**Task details**.
Decide whether each statement agrees with the foam-mat drying passage below, answering yes or no and quoting the exact words of the passage that settle it. 1. Drying foamed banana puree raises dryer throughput by 32 %. 2. Foamed materials are less dense than non-foamed ones. 3. For tomato paste, drying rates are greatly accelerated at the beginning of drying.

**Passage provided**.
----
In general, drying of foamed materials is faster than that of non-foamed ones,
although certain foams such the one from the soymilk (Akintoye and Oguntunde, 1991)
or starfruit (Karim and Wai, 1999) exhibit higher drying rates in the beginning of foam-
mat drying whereas for other materials such as tomato paste (Lewicki, 1975), bananas
(Sankat and Castaigne, 2004), and mango (Cooke et al., 1976) drying rates are greatly
accelerated at the end of drying.
Besides accelerated transport of liquid water to the evaporation front, drying
experts have repeatedly pointed to the increased interfacial area of foamed materials as
the factor responsible for reduced drying time. Because density of foamed materials is
lower than that of non-foamed ones and extends from 0.3 to 0.6 g/cm3, the mass load of
the foam-mat dryer is also lower. However, shorter drying time can not only offset the
reduced dryer load but also increase the dryer throughput. For example, the dryer
throughput can be higher by 32 % when drying foamed apple juice with pulp (own
unpublished data) and by 22 % when drying foamed banana puree (Rajkumar et al.,
2007). A higher throughput can result in a smaller dryer, which would translate into cost
savings. In case of foamed mango, the capital costs of the belt conveyer dryer and the
drum dryer could be lower by about 11 % and 10 %, respectively (Kudra and Ratti,
2006). Our comparative study on drying of non-foamed apple juice and foamed apple
juice of density equal to 0,21 g/cm3 had indicated that foamed juice dries faster, and the
energy consumption is only 0,2 of the one for drying of non-foamed juice which results
from shorter drying time and higher drying efficiency (Kudra and Ratti, 2006).
----
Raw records
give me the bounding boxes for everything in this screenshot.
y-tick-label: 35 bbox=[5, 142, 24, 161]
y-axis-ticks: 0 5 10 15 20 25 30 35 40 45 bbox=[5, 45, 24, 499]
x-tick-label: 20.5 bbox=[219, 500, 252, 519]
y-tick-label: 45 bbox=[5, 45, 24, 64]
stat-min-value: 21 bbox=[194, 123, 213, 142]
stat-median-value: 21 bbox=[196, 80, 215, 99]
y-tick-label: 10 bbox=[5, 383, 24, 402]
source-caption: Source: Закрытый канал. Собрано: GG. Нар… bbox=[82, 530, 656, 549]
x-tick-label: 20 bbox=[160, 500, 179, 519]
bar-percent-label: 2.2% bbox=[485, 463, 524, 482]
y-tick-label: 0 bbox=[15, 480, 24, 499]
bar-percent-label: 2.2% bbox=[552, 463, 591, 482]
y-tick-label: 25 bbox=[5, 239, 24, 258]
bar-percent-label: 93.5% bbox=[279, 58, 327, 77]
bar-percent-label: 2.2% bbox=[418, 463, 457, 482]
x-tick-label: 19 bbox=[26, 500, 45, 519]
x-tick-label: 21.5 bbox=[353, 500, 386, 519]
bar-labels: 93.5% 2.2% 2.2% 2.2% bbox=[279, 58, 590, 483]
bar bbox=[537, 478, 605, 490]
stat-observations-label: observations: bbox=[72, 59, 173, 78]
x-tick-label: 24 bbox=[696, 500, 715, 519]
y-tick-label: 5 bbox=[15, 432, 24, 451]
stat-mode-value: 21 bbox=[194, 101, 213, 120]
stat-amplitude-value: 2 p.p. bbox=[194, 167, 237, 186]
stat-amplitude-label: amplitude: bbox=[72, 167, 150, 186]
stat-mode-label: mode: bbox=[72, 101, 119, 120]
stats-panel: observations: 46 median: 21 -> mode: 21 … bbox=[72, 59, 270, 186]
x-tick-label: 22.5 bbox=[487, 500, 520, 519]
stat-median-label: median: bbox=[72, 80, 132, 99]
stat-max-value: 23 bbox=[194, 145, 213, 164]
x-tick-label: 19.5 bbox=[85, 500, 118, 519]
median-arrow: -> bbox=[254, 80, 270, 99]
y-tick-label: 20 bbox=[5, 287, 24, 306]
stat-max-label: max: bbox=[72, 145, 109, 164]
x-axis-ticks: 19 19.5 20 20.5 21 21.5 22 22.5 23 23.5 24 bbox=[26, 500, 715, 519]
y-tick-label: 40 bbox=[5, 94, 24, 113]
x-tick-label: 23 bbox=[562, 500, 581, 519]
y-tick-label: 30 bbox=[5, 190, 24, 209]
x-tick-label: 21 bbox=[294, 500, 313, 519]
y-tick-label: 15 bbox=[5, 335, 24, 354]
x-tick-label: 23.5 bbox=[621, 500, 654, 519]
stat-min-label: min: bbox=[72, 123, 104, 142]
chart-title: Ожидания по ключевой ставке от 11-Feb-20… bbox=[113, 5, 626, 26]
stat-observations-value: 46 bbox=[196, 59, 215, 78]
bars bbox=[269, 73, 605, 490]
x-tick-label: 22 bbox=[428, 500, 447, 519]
----
**Answer below**.
1. No: "by 22 % when drying foamed banana puree"
2. Yes: "density of foamed materials is lower than that of non-foamed ones"
3. No: "for other materials such as tomato paste (Lewicki, 1975), bananas (Sankat and Castaigne, 2004), and mango (Cooke et al., 1976) drying rates are greatly accelerated at the end of drying"